Prompt: Only a number is wanted: how many lines in these records contain the word "this"?

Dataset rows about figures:

■ ■ ■ ■ ■

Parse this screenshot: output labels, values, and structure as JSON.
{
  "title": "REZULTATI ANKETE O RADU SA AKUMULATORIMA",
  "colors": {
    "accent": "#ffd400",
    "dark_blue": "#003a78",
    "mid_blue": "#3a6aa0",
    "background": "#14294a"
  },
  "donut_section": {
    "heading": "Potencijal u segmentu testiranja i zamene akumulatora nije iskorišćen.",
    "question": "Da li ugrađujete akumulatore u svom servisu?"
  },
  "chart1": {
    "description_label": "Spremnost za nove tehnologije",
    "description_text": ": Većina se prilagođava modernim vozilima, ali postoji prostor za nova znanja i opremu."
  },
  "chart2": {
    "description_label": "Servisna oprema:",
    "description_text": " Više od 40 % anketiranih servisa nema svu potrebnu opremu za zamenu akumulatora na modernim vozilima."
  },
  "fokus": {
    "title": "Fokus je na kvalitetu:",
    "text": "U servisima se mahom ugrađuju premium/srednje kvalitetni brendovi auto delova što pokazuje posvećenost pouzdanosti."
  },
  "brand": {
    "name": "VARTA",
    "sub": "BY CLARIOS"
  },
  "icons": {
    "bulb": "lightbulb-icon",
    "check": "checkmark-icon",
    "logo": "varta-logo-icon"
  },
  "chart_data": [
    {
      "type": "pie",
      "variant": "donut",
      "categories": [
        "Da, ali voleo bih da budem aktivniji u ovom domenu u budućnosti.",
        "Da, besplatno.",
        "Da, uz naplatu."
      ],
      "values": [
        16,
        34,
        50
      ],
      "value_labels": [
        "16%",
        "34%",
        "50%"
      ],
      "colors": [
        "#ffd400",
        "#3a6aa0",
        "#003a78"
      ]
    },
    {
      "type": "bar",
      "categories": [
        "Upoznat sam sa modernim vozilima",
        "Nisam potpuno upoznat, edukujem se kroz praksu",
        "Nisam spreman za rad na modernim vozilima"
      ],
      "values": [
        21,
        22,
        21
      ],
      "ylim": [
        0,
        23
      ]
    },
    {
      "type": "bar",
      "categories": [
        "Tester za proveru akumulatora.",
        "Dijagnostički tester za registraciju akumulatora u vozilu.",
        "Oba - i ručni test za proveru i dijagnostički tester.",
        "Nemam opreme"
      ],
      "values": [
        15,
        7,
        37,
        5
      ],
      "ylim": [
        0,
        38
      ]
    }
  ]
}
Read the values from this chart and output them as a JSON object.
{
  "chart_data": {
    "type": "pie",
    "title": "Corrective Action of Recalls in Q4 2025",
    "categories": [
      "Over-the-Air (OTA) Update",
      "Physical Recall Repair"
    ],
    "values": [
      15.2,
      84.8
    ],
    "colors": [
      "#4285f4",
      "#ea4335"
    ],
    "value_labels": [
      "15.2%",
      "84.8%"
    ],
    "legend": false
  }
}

■ ■ ■ ■ ■

Result of the task: 2